* _Description of the task_:
State the number of lines in the material below that have "agnus" in them, without any other text.

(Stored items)

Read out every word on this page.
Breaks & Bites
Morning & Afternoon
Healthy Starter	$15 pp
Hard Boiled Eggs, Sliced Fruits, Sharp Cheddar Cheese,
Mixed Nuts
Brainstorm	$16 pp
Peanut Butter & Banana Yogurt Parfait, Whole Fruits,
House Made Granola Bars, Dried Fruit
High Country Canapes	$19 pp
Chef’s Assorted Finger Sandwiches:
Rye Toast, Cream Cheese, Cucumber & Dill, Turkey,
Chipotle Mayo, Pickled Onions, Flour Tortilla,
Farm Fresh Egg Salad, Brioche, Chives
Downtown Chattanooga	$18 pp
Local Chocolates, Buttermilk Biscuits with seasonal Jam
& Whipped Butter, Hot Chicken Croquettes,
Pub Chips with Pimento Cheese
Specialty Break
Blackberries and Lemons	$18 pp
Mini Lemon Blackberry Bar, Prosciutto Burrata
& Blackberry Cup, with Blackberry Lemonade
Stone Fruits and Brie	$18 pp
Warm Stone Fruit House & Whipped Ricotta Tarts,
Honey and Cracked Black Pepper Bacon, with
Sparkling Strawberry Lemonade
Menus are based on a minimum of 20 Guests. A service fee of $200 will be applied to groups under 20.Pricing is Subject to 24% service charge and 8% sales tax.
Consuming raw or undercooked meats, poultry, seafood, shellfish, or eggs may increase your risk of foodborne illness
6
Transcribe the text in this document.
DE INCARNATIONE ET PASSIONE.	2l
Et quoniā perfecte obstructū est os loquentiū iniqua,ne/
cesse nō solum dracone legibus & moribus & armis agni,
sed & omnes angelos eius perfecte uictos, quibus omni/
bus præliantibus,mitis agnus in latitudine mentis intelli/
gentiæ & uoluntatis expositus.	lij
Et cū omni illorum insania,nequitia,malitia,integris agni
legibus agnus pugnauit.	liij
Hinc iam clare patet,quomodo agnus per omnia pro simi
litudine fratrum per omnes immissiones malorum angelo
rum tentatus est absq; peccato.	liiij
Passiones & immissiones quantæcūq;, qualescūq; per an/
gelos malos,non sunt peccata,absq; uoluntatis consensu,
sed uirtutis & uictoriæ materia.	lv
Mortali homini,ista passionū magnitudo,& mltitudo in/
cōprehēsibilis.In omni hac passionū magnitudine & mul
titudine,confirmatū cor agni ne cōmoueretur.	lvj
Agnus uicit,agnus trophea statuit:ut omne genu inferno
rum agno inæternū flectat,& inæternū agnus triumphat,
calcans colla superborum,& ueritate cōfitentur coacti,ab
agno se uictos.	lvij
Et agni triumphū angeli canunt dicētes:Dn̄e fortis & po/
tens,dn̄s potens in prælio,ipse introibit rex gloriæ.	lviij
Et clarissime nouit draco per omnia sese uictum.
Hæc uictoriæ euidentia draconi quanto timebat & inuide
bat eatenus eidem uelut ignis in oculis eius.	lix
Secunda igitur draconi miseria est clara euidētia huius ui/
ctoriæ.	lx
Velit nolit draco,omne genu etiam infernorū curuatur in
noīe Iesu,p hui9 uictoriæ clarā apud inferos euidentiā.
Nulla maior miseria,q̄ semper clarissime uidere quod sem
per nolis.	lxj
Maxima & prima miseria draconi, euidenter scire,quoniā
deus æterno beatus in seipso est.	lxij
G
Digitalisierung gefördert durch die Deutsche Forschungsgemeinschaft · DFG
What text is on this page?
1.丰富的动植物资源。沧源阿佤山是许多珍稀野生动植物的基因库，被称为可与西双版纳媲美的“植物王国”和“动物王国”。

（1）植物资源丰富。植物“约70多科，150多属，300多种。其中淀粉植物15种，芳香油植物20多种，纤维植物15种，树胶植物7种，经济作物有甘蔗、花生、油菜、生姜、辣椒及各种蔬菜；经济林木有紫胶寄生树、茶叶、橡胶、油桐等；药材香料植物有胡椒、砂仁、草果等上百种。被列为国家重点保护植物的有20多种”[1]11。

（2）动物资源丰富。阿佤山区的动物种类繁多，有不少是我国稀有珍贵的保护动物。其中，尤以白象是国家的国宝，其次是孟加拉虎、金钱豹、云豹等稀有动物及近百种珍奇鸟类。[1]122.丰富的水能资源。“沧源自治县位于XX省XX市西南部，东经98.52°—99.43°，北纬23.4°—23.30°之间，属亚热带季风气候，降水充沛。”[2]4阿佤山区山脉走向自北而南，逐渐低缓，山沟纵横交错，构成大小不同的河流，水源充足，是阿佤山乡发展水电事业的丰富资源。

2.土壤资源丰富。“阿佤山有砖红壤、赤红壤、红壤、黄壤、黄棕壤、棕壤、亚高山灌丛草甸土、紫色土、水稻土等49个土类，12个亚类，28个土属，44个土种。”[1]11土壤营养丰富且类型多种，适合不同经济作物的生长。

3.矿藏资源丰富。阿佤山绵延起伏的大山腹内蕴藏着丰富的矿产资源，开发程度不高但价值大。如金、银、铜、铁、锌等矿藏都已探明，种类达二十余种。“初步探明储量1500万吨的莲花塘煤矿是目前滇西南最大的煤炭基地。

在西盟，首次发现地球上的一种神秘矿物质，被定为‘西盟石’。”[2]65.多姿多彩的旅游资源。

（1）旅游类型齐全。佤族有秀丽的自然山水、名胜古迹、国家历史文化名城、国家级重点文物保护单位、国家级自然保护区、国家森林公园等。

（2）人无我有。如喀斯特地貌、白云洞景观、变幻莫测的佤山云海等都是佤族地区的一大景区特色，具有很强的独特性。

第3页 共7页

* _Task answer_:
5